## GOAL OF THE EXERCISE
Give, in order, every section heading written in capital letters in the abstract on assessing arthroscopic skills below.

## EXTRACT TO READ
---*---

Assessing Arthroscopic Skills Using Wireless Elbow-Worn Motion Sensors.

BACKGROUND: Assessment of surgical skill is a critical component of surgical training. Approaches to assessment remain predominantly subjective, although more objective measures such as Global Rating Scales are in use. This study aimed to validate the use of elbow-worn, wireless, miniaturized motion sensors to assess the technical skill of trainees performing arthroscopic procedures in a simulated environment. METHODS: Thirty participants were divided into three groups on the basis of their surgical experience: novices (n = 15), intermediates (n = 10), and experts (n = 5). All participants performed three standardized tasks on an arthroscopic virtual reality simulator while wearing wireless wrist and elbow motion sensors. Video output was recorded and a validated Global Rating Scale was used to assess performance; dexterity metrics were recorded from the simulator. Finally, live motion data were recorded via Bluetooth from the wireless wrist and elbow motion sensors and custom algorithms produced an arthroscopic performance score. RESULTS: Construct validity was demonstrated for all tasks, with Global Rating Scale scores and virtual reality output metrics showing significant differences between novices, intermediates, and experts (p < 0.001). The correlation of the virtual reality path length to the number of hand movements calculated from the wireless sensors was very high (p < 0.001). A comparison of the arthroscopic performance score levels with virtual reality output metrics also showed highly significant differences (p < 0.01). Comparisons of the arthroscopic performance score levels with the Global Rating Scale scores showed strong and highly significant correlations (p < 0.001) for both sensor locations, but those of the elbow-worn sensors were stronger and more significant (p < 0.001) than those of the wrist-worn sensors. CONCLUSIONS: A new wireless assessment of surgical performance system for objective assessment of surgical skills has proven valid for assessing arthroscopic skills. The elbow-worn sensors were shown to achieve an accurate assessment of surgical dexterity and performance. CLINICAL RELEVANCE: The validation of an entirely objective assessment of arthroscopic skill with wireless elbow-worn motion sensors introduces, for the first time, a feasible assessment system for the live operating theater with the added potential to be applied to other surgical and interventional specialties.

---*---

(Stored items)
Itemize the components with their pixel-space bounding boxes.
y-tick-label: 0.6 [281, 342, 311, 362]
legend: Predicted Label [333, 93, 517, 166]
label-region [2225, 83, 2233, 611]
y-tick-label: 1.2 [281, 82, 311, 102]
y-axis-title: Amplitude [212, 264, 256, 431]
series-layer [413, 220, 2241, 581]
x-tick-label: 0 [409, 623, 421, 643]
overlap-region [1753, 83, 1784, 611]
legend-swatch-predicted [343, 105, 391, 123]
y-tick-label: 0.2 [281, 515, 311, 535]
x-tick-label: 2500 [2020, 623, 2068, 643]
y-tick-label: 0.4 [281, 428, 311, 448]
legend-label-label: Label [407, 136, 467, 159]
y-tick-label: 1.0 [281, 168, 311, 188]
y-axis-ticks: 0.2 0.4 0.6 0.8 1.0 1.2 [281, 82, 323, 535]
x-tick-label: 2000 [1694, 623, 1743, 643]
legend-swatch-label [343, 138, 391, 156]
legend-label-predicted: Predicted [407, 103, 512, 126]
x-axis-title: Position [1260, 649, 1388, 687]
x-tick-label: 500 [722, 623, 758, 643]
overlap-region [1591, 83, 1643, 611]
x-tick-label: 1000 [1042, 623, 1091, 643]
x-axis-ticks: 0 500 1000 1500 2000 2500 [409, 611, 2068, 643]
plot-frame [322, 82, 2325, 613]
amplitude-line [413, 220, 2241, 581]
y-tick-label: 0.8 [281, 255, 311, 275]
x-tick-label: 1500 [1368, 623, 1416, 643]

---*---

## SOLUTION
BACKGROUND, METHODS, RESULTS, CONCLUSIONS, CLINICAL RELEVANCE